• KETENTUAN TUGAS: Kutip dengan tepat sebagian teks tentang KH. Thobari Syadzili di bawah ini. Mulailah pada kata-kata yang memuat "KH. Thobari Syadzili adalah" dan berhentilah sesudah "agresif mereka lakukan.".

• TEKS HASIL EKSTRAKSI:
== == ==
Dalam tulisan sebelumnya kita membincangkan kiprah KH. Marzuki Mustamar dan Gus Muwafiq. Kali ini kita akan mengetengahkan sepak terjang KH. Thobari Syadzili. Beliau adalah ulama asal Tangerang yang merupakan keturunan Syekh Nawawi Banten.

Syekh Nawawi adalah ulama Nusantara yang terkenal di Timur Tengah. Terutama di Hijaz (Mekah-Madinah). Kitab-kitabnya sampai sekarang dikaji di berbagai pesantren. Jejak hidupnya juga masih bisa ditelusuri di kampung halamannya, di desa Tanara, Banten.

Selain karya tulis, Syekh Nawawi juga mewariskan jalan dakwah kepada keluarga dan murid-muridnya. Tak mengherankan jika beberapa keturunannya juga menjadi ulama besar. Sebut saja KH. Ma’ruf Amin dan KH. Thobari Syadzili.

KH. Ma’ruf Amin kini semakin populer. Karena menjadi calon wakil presiden mendampingi Joko Widodo. Itu sebabnya, kali ini kita akan membahas tentang KH. Thobari Syadzili, yang kiprah dakwahnya banyak membuat ciut kaum Wahabi.

KH. Thobari Syadzili adalah pengasuh Pondok Pesantren Al-Husna, Tangerang. Beliau juga dipercaya menjadi Ketua Lajnah Falakiyyah PCNU Tangerang, Ketua Lajnah Falakiyyah PWNU Banten, Tim Nasional Kementerian Agama, dan sejumlah jabatan lain.

Sebagaimana sudah disinggung, Kyai Thobari kerap mengkritik pemahaman kelompok Salafi-Wahabi. Itu dilakukan karena kampanye anti tahlilan, maulidan, dan banyak kegiatan Ahlussunnah yang lain semakin agresif mereka lakukan.

Baca juga: Bendera Tauhid: KH. Marzuki Mustamar Mengklarifikasi Kesalahpahaman

Menurut Kyai Thobari, sudah saatnya warga NU mengimbangi propaganda kelompok-kelompok yang suka menyesatkan itu. Ini terutama berkaitan dengan amaliah Ahlussunnah, seperti tahlilan, tawassul, maulidan, ziarah kubur, dan lain-lain.
== == ==
• DATA YANG DITAMPILKAN:
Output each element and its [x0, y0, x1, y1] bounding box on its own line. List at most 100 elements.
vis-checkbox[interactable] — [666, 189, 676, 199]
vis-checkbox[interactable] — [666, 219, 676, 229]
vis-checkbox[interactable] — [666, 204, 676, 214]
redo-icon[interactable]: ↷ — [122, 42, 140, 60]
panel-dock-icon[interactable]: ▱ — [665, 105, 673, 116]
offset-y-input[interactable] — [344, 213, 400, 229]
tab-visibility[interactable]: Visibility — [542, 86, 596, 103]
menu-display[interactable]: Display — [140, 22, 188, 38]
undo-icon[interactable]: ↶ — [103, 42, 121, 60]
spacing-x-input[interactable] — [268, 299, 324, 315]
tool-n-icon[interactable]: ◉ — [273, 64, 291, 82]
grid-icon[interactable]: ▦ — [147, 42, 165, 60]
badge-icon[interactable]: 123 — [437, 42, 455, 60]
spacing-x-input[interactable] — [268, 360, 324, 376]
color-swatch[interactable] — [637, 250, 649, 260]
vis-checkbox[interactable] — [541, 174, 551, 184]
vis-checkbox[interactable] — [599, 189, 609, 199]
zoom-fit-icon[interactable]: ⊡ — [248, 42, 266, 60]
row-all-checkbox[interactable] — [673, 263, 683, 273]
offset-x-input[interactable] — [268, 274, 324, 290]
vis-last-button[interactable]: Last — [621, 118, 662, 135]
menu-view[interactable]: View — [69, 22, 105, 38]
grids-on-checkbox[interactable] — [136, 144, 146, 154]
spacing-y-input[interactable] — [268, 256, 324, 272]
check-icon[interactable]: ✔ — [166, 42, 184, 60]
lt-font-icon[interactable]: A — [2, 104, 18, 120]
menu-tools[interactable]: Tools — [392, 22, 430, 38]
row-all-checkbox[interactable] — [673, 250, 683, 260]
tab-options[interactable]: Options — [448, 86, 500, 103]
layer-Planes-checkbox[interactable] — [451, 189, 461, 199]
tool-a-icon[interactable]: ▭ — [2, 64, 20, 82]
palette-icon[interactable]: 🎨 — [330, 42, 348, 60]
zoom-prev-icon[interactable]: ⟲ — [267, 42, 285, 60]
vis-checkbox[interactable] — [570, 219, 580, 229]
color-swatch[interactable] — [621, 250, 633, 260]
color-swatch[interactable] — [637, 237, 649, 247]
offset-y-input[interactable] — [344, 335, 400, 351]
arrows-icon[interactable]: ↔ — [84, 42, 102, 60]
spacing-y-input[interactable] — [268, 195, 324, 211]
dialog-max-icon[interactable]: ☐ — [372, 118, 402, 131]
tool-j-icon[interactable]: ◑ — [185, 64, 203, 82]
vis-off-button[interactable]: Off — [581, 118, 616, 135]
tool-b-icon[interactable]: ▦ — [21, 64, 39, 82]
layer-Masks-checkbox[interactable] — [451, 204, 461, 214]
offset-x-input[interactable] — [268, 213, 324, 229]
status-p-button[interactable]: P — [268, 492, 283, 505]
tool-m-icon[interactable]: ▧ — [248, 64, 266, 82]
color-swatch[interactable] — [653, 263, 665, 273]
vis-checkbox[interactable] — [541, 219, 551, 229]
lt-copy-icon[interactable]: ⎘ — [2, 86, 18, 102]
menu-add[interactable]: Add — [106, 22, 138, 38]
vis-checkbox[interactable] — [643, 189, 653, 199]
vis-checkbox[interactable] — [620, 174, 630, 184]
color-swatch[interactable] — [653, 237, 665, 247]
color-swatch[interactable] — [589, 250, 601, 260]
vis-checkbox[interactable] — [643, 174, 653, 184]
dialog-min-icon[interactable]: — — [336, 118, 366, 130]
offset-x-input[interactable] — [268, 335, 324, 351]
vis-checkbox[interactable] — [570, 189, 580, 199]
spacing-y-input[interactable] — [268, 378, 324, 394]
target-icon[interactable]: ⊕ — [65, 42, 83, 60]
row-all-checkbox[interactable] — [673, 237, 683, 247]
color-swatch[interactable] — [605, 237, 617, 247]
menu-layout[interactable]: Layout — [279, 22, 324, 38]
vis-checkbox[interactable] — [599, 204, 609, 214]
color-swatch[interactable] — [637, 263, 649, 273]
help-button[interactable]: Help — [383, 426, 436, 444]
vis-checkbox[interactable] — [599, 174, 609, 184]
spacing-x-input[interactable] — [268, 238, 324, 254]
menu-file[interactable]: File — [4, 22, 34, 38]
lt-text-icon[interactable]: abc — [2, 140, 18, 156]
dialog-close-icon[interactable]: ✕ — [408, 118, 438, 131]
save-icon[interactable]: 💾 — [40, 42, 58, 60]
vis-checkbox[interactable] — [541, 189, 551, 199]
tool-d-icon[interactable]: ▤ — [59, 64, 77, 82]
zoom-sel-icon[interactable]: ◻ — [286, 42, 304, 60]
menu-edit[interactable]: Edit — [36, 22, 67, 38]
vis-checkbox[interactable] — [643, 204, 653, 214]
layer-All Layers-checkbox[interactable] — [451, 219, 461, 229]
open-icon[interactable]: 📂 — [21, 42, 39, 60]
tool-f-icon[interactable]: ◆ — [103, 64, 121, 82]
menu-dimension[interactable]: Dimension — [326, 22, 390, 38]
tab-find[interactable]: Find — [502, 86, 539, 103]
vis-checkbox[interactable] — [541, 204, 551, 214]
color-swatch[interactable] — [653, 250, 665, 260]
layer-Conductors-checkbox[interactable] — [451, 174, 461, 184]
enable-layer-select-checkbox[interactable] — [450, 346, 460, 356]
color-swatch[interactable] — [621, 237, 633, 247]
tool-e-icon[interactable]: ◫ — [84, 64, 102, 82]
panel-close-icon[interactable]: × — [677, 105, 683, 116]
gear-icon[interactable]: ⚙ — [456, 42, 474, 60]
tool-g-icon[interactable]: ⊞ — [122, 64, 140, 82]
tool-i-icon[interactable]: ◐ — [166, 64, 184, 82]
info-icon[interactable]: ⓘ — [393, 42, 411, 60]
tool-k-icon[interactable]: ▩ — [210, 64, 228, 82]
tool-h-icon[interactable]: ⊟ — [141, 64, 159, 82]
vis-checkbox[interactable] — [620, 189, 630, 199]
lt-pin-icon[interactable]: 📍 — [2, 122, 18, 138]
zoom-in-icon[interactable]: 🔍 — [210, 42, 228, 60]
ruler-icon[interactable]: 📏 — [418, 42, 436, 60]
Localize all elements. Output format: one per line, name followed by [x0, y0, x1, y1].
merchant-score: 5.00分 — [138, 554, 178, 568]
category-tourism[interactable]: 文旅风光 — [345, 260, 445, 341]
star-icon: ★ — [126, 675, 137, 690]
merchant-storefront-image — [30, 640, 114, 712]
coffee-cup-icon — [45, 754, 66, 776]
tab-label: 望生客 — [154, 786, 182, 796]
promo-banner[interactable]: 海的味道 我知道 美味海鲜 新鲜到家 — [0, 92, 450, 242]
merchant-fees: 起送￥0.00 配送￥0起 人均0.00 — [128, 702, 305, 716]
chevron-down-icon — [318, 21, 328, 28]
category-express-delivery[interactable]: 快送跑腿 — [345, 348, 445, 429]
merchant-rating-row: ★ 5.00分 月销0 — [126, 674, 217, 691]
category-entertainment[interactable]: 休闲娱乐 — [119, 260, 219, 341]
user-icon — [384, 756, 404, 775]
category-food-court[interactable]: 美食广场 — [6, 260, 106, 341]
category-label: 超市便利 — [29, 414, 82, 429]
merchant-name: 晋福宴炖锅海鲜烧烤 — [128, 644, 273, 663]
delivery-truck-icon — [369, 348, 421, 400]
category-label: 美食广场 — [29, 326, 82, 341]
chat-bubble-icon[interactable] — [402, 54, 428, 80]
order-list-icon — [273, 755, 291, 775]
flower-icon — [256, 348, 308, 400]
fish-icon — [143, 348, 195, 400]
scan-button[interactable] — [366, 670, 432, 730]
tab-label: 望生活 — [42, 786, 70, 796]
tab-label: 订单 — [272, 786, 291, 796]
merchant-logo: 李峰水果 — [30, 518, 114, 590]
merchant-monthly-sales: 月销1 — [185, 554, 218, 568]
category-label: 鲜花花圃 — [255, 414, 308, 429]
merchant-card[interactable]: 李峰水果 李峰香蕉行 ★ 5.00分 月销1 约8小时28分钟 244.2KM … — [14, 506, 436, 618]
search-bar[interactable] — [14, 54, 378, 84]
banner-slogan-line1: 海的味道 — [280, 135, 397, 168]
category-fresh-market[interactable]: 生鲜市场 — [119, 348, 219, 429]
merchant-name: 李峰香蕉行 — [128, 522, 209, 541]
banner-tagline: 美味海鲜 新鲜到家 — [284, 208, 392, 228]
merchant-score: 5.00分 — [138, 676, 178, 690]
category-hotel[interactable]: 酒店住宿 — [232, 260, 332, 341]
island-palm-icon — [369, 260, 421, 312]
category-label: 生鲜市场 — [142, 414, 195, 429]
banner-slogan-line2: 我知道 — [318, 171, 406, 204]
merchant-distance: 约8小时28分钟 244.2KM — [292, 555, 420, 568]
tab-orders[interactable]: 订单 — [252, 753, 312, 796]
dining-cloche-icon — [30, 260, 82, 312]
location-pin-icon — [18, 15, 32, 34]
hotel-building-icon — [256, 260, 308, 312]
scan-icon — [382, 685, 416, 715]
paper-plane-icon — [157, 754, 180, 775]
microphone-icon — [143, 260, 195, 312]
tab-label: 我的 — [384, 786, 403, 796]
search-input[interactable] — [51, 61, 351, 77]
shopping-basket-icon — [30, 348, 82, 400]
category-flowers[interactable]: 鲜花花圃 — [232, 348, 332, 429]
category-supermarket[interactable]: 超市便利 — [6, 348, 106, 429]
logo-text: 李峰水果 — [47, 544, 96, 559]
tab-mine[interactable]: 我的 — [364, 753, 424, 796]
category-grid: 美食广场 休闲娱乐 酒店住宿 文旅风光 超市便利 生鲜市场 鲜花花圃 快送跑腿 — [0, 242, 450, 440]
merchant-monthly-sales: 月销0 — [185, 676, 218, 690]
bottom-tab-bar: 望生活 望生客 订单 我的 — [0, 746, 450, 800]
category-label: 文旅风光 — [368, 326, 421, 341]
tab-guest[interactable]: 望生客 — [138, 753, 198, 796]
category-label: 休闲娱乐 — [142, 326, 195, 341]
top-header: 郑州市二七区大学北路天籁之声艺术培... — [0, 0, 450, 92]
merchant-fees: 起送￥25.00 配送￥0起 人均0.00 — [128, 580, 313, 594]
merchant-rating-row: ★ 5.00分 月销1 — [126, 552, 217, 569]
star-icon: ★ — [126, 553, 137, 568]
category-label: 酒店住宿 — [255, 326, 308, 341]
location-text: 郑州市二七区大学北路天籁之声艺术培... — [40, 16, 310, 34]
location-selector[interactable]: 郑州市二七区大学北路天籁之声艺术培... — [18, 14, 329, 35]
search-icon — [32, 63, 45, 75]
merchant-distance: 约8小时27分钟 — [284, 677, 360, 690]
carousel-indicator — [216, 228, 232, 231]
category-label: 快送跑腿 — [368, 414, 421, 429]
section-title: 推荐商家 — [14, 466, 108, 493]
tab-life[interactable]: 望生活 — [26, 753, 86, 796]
== == ==
• KOLOM JAWABAN:
KH. Thobari Syadzili adalah pengasuh Pondok Pesantren Al-Husna, Tangerang. Beliau juga dipercaya menjadi Ketua Lajnah Falakiyyah PCNU Tangerang, Ketua Lajnah Falakiyyah PWNU Banten, Tim Nasional Kementerian Agama, dan sejumlah jabatan lain.

Sebagaimana sudah disinggung, Kyai Thobari kerap mengkritik pemahaman kelompok Salafi-Wahabi. Itu dilakukan karena kampanye anti tahlilan, maulidan, dan banyak kegiatan Ahlussunnah yang lain semakin agresif mereka lakukan.